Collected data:
######

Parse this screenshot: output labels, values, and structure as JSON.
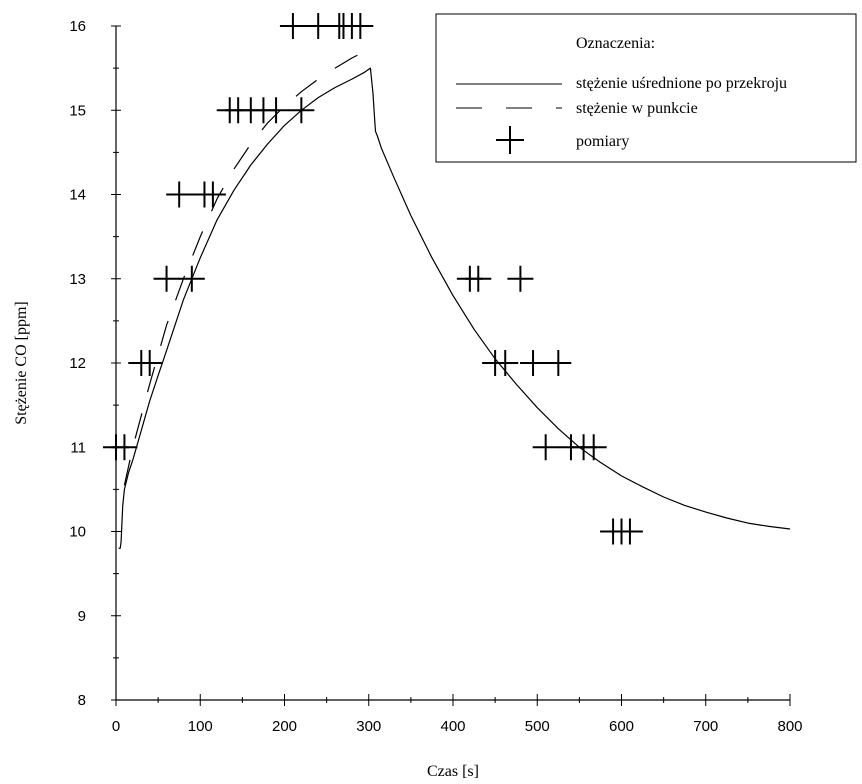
{
  "chart_data": {
    "type": "line",
    "title": "",
    "xlabel": "Czas [s]",
    "ylabel": "Stężenie CO [ppm]",
    "xlim": [
      0,
      800
    ],
    "ylim": [
      8,
      16
    ],
    "x_ticks": [
      0,
      100,
      200,
      300,
      400,
      500,
      600,
      700,
      800
    ],
    "y_ticks": [
      8,
      9,
      10,
      11,
      12,
      13,
      14,
      15,
      16
    ],
    "grid": false,
    "legend_position": "top-right",
    "legend_title": "Oznaczenia:",
    "series": [
      {
        "name": "stężenie uśrednione po przekroju",
        "style": "solid",
        "x": [
          3,
          5,
          6,
          8,
          10,
          15,
          20,
          30,
          40,
          50,
          60,
          80,
          100,
          120,
          140,
          160,
          180,
          200,
          220,
          240,
          260,
          280,
          295,
          302,
          305,
          307,
          308,
          310,
          315,
          330,
          350,
          375,
          400,
          425,
          450,
          475,
          500,
          525,
          550,
          575,
          600,
          625,
          650,
          675,
          700,
          725,
          750,
          775,
          800
        ],
        "y": [
          9.8,
          9.8,
          9.88,
          10.3,
          10.5,
          10.7,
          10.85,
          11.2,
          11.55,
          11.85,
          12.15,
          12.75,
          13.25,
          13.7,
          14.05,
          14.35,
          14.6,
          14.82,
          15.0,
          15.15,
          15.27,
          15.37,
          15.45,
          15.5,
          15.2,
          14.9,
          14.75,
          14.7,
          14.55,
          14.2,
          13.75,
          13.25,
          12.8,
          12.4,
          12.05,
          11.75,
          11.47,
          11.22,
          11.0,
          10.82,
          10.66,
          10.53,
          10.41,
          10.31,
          10.23,
          10.16,
          10.1,
          10.06,
          10.03
        ]
      },
      {
        "name": "stężenie w punkcie",
        "style": "dashed",
        "x": [
          10,
          20,
          40,
          60,
          80,
          100,
          120,
          140,
          160,
          180,
          200,
          220,
          240,
          260,
          280,
          290
        ],
        "y": [
          10.55,
          11.0,
          11.75,
          12.45,
          13.0,
          13.5,
          13.95,
          14.3,
          14.6,
          14.85,
          15.05,
          15.22,
          15.37,
          15.5,
          15.62,
          15.67
        ]
      },
      {
        "name": "pomiary",
        "style": "marker-plus",
        "points": [
          [
            0,
            11
          ],
          [
            10,
            11
          ],
          [
            30,
            12
          ],
          [
            40,
            12
          ],
          [
            60,
            13
          ],
          [
            90,
            13
          ],
          [
            75,
            14
          ],
          [
            105,
            14
          ],
          [
            115,
            14
          ],
          [
            135,
            15
          ],
          [
            145,
            15
          ],
          [
            160,
            15
          ],
          [
            175,
            15
          ],
          [
            190,
            15
          ],
          [
            220,
            15
          ],
          [
            210,
            16
          ],
          [
            240,
            16
          ],
          [
            265,
            16
          ],
          [
            270,
            16
          ],
          [
            280,
            16
          ],
          [
            290,
            16
          ],
          [
            420,
            13
          ],
          [
            430,
            13
          ],
          [
            480,
            13
          ],
          [
            450,
            12
          ],
          [
            462,
            12
          ],
          [
            495,
            12
          ],
          [
            525,
            12
          ],
          [
            510,
            11
          ],
          [
            540,
            11
          ],
          [
            555,
            11
          ],
          [
            567,
            11
          ],
          [
            590,
            10
          ],
          [
            600,
            10
          ],
          [
            610,
            10
          ]
        ]
      }
    ]
  }
}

######

Requirement: Return each line from the material above exactly, but not the pictures.

Correct answer:
Parse this screenshot: output labels, values, and structure as JSON.
{
  "chart_data": {
    "type": "line",
    "title": "",
    "xlabel": "Czas [s]",
    "ylabel": "Stężenie CO [ppm]",
    "xlim": [
      0,
      800
    ],
    "ylim": [
      8,
      16
    ],
    "x_ticks": [
      0,
      100,
      200,
      300,
      400,
      500,
      600,
      700,
      800
    ],
    "y_ticks": [
      8,
      9,
      10,
      11,
      12,
      13,
      14,
      15,
      16
    ],
    "grid": false,
    "legend_position": "top-right",
    "legend_title": "Oznaczenia:",
    "series": [
      {
        "name": "stężenie uśrednione po przekroju",
        "style": "solid",
        "x": [
          3,
          5,
          6,
          8,
          10,
          15,
          20,
          30,
          40,
          50,
          60,
          80,
          100,
          120,
          140,
          160,
          180,
          200,
          220,
          240,
          260,
          280,
          295,
          302,
          305,
          307,
          308,
          310,
          315,
          330,
          350,
          375,
          400,
          425,
          450,
          475,
          500,
          525,
          550,
          575,
          600,
          625,
          650,
          675,
          700,
          725,
          750,
          775,
          800
        ],
        "y": [
          9.8,
          9.8,
          9.88,
          10.3,
          10.5,
          10.7,
          10.85,
          11.2,
          11.55,
          11.85,
          12.15,
          12.75,
          13.25,
          13.7,
          14.05,
          14.35,
          14.6,
          14.82,
          15.0,
          15.15,
          15.27,
          15.37,
          15.45,
          15.5,
          15.2,
          14.9,
          14.75,
          14.7,
          14.55,
          14.2,
          13.75,
          13.25,
          12.8,
          12.4,
          12.05,
          11.75,
          11.47,
          11.22,
          11.0,
          10.82,
          10.66,
          10.53,
          10.41,
          10.31,
          10.23,
          10.16,
          10.1,
          10.06,
          10.03
        ]
      },
      {
        "name": "stężenie w punkcie",
        "style": "dashed",
        "x": [
          10,
          20,
          40,
          60,
          80,
          100,
          120,
          140,
          160,
          180,
          200,
          220,
          240,
          260,
          280,
          290
        ],
        "y": [
          10.55,
          11.0,
          11.75,
          12.45,
          13.0,
          13.5,
          13.95,
          14.3,
          14.6,
          14.85,
          15.05,
          15.22,
          15.37,
          15.5,
          15.62,
          15.67
        ]
      },
      {
        "name": "pomiary",
        "style": "marker-plus",
        "points": [
          [
            0,
            11
          ],
          [
            10,
            11
          ],
          [
            30,
            12
          ],
          [
            40,
            12
          ],
          [
            60,
            13
          ],
          [
            90,
            13
          ],
          [
            75,
            14
          ],
          [
            105,
            14
          ],
          [
            115,
            14
          ],
          [
            135,
            15
          ],
          [
            145,
            15
          ],
          [
            160,
            15
          ],
          [
            175,
            15
          ],
          [
            190,
            15
          ],
          [
            220,
            15
          ],
          [
            210,
            16
          ],
          [
            240,
            16
          ],
          [
            265,
            16
          ],
          [
            270,
            16
          ],
          [
            280,
            16
          ],
          [
            290,
            16
          ],
          [
            420,
            13
          ],
          [
            430,
            13
          ],
          [
            480,
            13
          ],
          [
            450,
            12
          ],
          [
            462,
            12
          ],
          [
            495,
            12
          ],
          [
            525,
            12
          ],
          [
            510,
            11
          ],
          [
            540,
            11
          ],
          [
            555,
            11
          ],
          [
            567,
            11
          ],
          [
            590,
            10
          ],
          [
            600,
            10
          ],
          [
            610,
            10
          ]
        ]
      }
    ]
  }
}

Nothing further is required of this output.